* start Given records *

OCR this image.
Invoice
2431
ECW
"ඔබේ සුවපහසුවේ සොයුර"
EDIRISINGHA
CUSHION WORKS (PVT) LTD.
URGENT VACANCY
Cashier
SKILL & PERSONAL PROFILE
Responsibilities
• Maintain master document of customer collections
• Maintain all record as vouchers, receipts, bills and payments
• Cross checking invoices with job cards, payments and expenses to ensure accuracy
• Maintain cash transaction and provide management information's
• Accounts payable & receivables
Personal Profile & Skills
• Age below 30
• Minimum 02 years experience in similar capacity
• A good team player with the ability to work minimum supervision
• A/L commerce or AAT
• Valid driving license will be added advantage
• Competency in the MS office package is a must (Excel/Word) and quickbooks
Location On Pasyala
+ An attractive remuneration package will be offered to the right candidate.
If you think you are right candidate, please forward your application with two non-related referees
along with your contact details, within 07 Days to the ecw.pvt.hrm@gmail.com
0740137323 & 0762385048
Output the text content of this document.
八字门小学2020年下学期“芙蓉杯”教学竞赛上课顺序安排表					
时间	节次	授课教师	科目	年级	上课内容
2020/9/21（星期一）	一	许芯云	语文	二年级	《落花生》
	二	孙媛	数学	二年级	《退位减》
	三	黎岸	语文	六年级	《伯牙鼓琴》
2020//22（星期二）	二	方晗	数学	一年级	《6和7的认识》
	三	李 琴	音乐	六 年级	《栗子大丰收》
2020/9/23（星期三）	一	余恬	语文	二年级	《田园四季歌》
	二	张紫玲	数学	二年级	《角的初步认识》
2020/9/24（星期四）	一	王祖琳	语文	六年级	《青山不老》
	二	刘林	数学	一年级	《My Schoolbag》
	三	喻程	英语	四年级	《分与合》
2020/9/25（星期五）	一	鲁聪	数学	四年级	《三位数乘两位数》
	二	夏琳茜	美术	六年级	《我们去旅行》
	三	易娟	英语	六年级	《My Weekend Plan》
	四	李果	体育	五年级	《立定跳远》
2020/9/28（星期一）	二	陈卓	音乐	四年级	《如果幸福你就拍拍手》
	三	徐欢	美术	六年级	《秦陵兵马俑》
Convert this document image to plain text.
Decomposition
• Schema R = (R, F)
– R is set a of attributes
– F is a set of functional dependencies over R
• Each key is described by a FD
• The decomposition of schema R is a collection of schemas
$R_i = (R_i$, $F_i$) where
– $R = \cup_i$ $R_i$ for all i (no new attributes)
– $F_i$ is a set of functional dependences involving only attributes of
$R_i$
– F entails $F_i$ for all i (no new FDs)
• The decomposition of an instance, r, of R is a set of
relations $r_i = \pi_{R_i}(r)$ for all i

* end Given records *

**Instructions to follow**
Report every line in the data above in which the word "right" appears.

**Correct answer**
+ An attractive remuneration package will be offered to the right candidate.
If you think you are right candidate, please forward your application with two non-related referees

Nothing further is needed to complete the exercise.